### Stated task
Exact repetition of every entry is required.

### Given information
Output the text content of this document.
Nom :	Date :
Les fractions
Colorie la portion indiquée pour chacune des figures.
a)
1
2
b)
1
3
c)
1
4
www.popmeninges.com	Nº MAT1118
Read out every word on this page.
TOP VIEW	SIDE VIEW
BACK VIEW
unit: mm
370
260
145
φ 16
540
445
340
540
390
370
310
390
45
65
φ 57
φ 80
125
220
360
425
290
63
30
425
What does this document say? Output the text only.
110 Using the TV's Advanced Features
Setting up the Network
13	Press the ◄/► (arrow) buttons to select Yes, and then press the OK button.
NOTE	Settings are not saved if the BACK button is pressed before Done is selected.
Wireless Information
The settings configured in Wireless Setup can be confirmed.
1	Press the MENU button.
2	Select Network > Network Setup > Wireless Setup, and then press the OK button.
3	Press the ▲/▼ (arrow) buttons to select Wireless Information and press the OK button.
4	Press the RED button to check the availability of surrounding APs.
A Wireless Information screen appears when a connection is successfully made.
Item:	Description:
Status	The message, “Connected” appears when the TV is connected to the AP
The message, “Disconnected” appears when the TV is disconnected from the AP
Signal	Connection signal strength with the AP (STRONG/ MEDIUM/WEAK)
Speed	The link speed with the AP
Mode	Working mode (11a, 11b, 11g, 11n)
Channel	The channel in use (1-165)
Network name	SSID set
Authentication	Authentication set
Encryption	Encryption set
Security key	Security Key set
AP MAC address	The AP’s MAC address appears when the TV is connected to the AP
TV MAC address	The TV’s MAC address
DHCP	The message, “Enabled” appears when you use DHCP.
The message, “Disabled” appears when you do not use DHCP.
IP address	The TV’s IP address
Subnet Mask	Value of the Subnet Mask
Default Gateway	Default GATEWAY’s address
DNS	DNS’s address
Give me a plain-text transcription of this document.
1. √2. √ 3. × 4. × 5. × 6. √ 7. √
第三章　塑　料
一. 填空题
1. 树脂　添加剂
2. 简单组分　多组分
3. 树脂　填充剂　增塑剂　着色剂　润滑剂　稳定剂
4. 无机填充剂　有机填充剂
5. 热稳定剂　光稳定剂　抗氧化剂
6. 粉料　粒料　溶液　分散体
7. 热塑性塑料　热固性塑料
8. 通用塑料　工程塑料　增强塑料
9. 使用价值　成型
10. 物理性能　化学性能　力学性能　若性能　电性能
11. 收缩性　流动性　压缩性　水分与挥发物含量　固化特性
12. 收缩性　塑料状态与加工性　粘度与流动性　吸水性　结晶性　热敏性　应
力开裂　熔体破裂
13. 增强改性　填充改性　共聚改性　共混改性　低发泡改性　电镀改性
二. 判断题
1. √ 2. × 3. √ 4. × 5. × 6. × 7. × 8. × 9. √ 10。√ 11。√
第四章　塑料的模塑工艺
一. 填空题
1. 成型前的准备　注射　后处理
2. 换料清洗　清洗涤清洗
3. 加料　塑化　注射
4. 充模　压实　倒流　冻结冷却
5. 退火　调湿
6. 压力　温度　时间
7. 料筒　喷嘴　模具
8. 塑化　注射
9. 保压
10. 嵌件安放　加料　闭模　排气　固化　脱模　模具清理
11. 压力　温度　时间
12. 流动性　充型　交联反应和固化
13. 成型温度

### Correct output
Output the text content of this document.
Nom :	Date :
Les fractions
Colorie la portion indiquée pour chacune des figures.
a)
1
2
b)
1
3
c)
1
4
www.popmeninges.com	Nº MAT1118
Read out every word on this page.
TOP VIEW	SIDE VIEW
BACK VIEW
unit: mm
370
260
145
φ 16
540
445
340
540
390
370
310
390
45
65
φ 57
φ 80
125
220
360
425
290
63
30
425
What does this document say? Output the text only.
110 Using the TV's Advanced Features
Setting up the Network
13	Press the ◄/► (arrow) buttons to select Yes, and then press the OK button.
NOTE	Settings are not saved if the BACK button is pressed before Done is selected.
Wireless Information
The settings configured in Wireless Setup can be confirmed.
1	Press the MENU button.
2	Select Network > Network Setup > Wireless Setup, and then press the OK button.
3	Press the ▲/▼ (arrow) buttons to select Wireless Information and press the OK button.
4	Press the RED button to check the availability of surrounding APs.
A Wireless Information screen appears when a connection is successfully made.
Item:	Description:
Status	The message, “Connected” appears when the TV is connected to the AP
The message, “Disconnected” appears when the TV is disconnected from the AP
Signal	Connection signal strength with the AP (STRONG/ MEDIUM/WEAK)
Speed	The link speed with the AP
Mode	Working mode (11a, 11b, 11g, 11n)
Channel	The channel in use (1-165)
Network name	SSID set
Authentication	Authentication set
Encryption	Encryption set
Security key	Security Key set
AP MAC address	The AP’s MAC address appears when the TV is connected to the AP
TV MAC address	The TV’s MAC address
DHCP	The message, “Enabled” appears when you use DHCP.
The message, “Disabled” appears when you do not use DHCP.
IP address	The TV’s IP address
Subnet Mask	Value of the Subnet Mask
Default Gateway	Default GATEWAY’s address
DNS	DNS’s address
Give me a plain-text transcription of this document.
1. √2. √ 3. × 4. × 5. × 6. √ 7. √
第三章　塑　料
一. 填空题
1. 树脂　添加剂
2. 简单组分　多组分
3. 树脂　填充剂　增塑剂　着色剂　润滑剂　稳定剂
4. 无机填充剂　有机填充剂
5. 热稳定剂　光稳定剂　抗氧化剂
6. 粉料　粒料　溶液　分散体
7. 热塑性塑料　热固性塑料
8. 通用塑料　工程塑料　增强塑料
9. 使用价值　成型
10. 物理性能　化学性能　力学性能　若性能　电性能
11. 收缩性　流动性　压缩性　水分与挥发物含量　固化特性
12. 收缩性　塑料状态与加工性　粘度与流动性　吸水性　结晶性　热敏性　应
力开裂　熔体破裂
13. 增强改性　填充改性　共聚改性　共混改性　低发泡改性　电镀改性
二. 判断题
1. √ 2. × 3. √ 4. × 5. × 6. × 7. × 8. × 9. √ 10。√ 11。√
第四章　塑料的模塑工艺
一. 填空题
1. 成型前的准备　注射　后处理
2. 换料清洗　清洗涤清洗
3. 加料　塑化　注射
4. 充模　压实　倒流　冻结冷却
5. 退火　调湿
6. 压力　温度　时间
7. 料筒　喷嘴　模具
8. 塑化　注射
9. 保压
10. 嵌件安放　加料　闭模　排气　固化　脱模　模具清理
11. 压力　温度　时间
12. 流动性　充型　交联反应和固化
13. 成型温度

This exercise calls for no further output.